• **Data lines**:
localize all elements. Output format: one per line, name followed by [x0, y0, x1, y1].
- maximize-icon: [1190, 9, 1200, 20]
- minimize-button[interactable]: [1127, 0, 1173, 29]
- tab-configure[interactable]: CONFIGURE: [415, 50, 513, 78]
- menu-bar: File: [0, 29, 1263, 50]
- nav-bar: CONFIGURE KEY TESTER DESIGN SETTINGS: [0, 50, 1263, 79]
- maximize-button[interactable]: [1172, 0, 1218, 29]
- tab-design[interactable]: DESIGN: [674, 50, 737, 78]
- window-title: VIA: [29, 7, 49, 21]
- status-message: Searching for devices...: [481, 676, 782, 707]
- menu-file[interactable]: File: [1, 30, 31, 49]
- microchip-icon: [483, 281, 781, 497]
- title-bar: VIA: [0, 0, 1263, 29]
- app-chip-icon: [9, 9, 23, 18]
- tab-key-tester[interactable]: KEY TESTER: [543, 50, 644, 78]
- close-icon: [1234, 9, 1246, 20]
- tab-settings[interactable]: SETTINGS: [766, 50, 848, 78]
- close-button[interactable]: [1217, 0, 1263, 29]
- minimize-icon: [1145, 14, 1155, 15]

• **Aim**:
Copy every line of the records above without changing anything.

• **Complete answer**:
localize all elements. Output format: one per line, name followed by [x0, y0, x1, y1].
- maximize-icon: [1190, 9, 1200, 20]
- minimize-button[interactable]: [1127, 0, 1173, 29]
- tab-configure[interactable]: CONFIGURE: [415, 50, 513, 78]
- menu-bar: File: [0, 29, 1263, 50]
- nav-bar: CONFIGURE KEY TESTER DESIGN SETTINGS: [0, 50, 1263, 79]
- maximize-button[interactable]: [1172, 0, 1218, 29]
- tab-design[interactable]: DESIGN: [674, 50, 737, 78]
- window-title: VIA: [29, 7, 49, 21]
- status-message: Searching for devices...: [481, 676, 782, 707]
- menu-file[interactable]: File: [1, 30, 31, 49]
- microchip-icon: [483, 281, 781, 497]
- title-bar: VIA: [0, 0, 1263, 29]
- app-chip-icon: [9, 9, 23, 18]
- tab-key-tester[interactable]: KEY TESTER: [543, 50, 644, 78]
- close-icon: [1234, 9, 1246, 20]
- tab-settings[interactable]: SETTINGS: [766, 50, 848, 78]
- close-button[interactable]: [1217, 0, 1263, 29]
- minimize-icon: [1145, 14, 1155, 15]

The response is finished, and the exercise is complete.